Constraints in the energy and transport sectors are as follows:

  • Skills: There are comparatively few people who can apply big data management and analytics knowledge together with domain know-how within the sectors.

  • Interpretation: Implicit or tacit models are in the heads of the (retiring) skilled workers. Scalable domain model extraction becomes key, e.g. in traffic management systems rule bases grow over years to unmanageable complexities.

  • Digitization has not yet reached the tipping point: Digitization and automation of infrastructure requires upfront investments, which are not well considered, if at all, by the incentive regulation by which infrastructure operators are bound. Real-time higher-resolution data is still not widely available.

  • Uncertainty regarding digital rights and data protection laws: Unclear views on data ownership hold back big data in the end user facing segments of the energy and transport sectors (e.g. smart metering infrastructure).

  • “Digitally divided” European union: Europe has fragmented jurisdiction when it comes to digital rights.

  • “Business-as-usual” trumps “data-driven business”: In established businesses it is very hard to change running business value chains. Incumbents will need to deal with a lot of changes: change in the existing long innovation cycles, change to walled garden views of closed systems and silos, and a change in the mind-set so that ICT becomes an enabler if not a core competency in their companies.

  • Missing end user acceptance: In the energy sector it is often argued that people are not interested in energy usage data. However, when missing end user acceptance of a technology is argued, it is more a statement that a useful service using this technology is not yet deployed.

  • Missing trust: Trust is an issue that could and should be remedied with technology data protection and with regulatory framework (i.e., appropriate privacy protection laws).

6 Available Energy and Transport Data Resources

As the potential for big data was explored within the two sectors, the clearer it became that the list of available data sources will grow and still not be exhaustive. A key observation is that the variety of data sources utilized to find an answer to a business or engineering question is the differentiator from business-as-usual.

  • Infrastructure data includes power transmission and distribution lines, and pipelines for oil, gas, or water. In transportation, infrastructure consists of motorways, railways, air and seaways. The driving question is capacity. Is a road congested? Is a power line overloaded?

Labeled box records:
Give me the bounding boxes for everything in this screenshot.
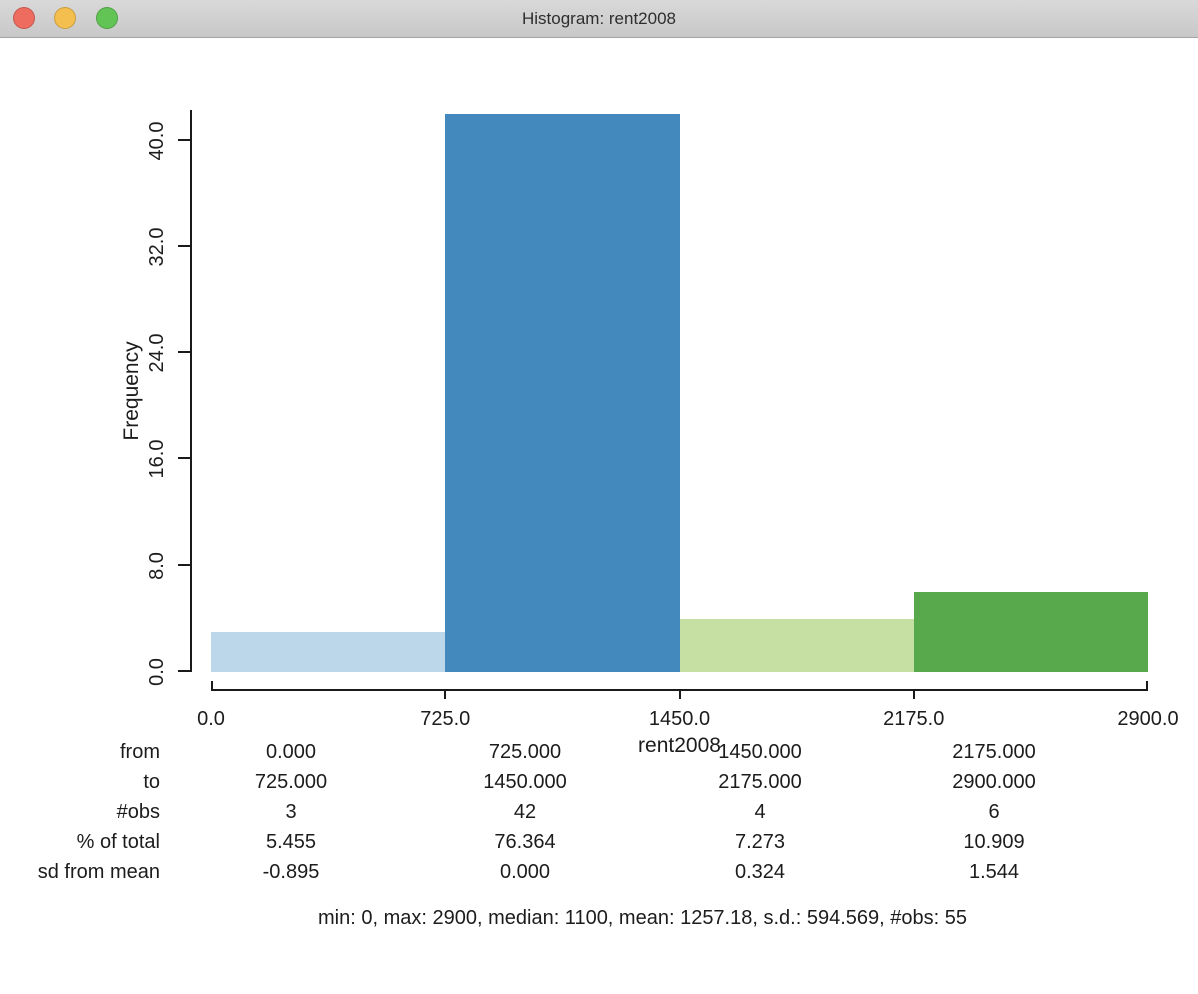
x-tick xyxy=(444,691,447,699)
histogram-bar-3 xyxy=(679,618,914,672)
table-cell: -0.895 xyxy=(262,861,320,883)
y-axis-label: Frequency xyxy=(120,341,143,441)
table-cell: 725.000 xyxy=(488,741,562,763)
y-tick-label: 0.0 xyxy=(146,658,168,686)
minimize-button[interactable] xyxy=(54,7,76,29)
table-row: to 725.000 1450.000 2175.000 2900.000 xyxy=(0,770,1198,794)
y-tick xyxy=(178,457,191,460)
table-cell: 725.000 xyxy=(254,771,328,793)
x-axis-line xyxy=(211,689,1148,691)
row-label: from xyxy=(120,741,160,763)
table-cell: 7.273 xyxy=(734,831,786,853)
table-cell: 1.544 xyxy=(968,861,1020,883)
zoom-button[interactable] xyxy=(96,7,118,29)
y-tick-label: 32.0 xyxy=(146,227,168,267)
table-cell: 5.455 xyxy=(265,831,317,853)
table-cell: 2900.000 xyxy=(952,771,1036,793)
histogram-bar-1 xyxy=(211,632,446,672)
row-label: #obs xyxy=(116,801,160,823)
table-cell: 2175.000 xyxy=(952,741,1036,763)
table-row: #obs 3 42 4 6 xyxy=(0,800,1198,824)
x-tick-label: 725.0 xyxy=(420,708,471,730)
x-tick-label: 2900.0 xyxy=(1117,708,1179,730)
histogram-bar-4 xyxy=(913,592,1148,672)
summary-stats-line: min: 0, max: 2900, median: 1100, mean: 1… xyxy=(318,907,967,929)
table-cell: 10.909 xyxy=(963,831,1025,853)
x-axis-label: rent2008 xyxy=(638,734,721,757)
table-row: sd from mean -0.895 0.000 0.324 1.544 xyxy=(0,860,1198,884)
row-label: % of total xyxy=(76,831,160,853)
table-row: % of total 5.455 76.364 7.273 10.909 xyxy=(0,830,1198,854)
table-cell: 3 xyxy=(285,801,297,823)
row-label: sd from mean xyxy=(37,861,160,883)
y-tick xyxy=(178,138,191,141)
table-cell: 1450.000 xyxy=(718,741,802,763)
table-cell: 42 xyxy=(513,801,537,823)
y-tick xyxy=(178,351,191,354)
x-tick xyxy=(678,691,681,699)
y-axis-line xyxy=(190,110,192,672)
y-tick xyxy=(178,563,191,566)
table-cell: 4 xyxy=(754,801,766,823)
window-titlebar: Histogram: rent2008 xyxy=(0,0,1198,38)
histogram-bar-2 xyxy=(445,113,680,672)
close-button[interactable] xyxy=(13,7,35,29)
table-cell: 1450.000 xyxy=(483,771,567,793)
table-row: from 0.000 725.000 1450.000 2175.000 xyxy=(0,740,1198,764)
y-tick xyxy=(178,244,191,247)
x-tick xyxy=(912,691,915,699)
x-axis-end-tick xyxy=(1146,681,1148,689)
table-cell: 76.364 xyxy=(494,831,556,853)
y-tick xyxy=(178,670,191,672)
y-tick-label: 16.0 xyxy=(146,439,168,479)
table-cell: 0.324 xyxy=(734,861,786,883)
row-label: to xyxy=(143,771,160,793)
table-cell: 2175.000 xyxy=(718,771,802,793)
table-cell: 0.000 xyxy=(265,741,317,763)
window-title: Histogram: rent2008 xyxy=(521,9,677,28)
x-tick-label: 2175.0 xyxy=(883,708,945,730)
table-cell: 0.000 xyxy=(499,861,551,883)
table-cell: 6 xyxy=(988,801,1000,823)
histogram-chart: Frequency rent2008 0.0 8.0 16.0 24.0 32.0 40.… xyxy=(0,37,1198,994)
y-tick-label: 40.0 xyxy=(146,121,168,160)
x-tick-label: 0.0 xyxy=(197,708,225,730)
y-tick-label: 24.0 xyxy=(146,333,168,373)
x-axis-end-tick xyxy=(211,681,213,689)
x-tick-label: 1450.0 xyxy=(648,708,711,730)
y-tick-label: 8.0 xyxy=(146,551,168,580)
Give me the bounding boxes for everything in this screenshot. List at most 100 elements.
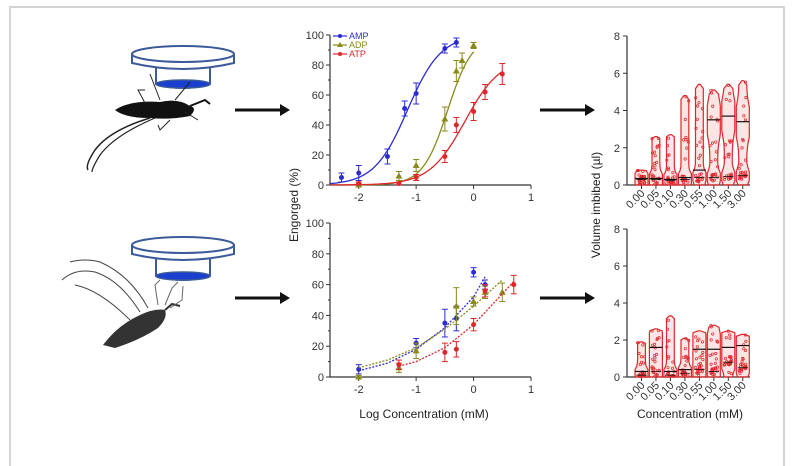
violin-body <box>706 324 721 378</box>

# Exercise requirements
• A. In the passage on big data in the energy and transport sectors, what is named as the driving question for infrastructure data?
• B. Carry on the passage about big data in the energy and transport sectors from the point where it stops.

# Answers per task
• A. Capacity.

• B.
  • Stations are considered part of the infrastructure. In business and engineering questions they play a special role as they include the main assets of an infrastructure in a condensed area, and are of high economic value. The main driving question is current status and utilization levels, i.e. the effective capacity of the infrastructure. Is a transmission line open or closed? Is it closed due to a fault on the line? Is a subway delayed? Is it due to a technical difficulty?

  • Time-stamped and geo-tagged data are required and increasingly available, especially GPS-synchronized data in both sectors, but also GSM data for tracing mobility and extracting mobility patterns.

  • Weather data, besides geo-location data, is the most used data source in both sectors. Most energy consumption is caused by heating and cooling, which are highly weather-dependent consumption patterns. With renewable energy resources power feed-in into the electrical grid becomes weather dependent.

  • Usage data and patterns, indicators, and derived values of end usage of the respective resource and infrastructure, in both energy or transport, can be harvested by many means, e.g. within the smart infrastructure, via metering at stations at the edges of the network, or smart devices.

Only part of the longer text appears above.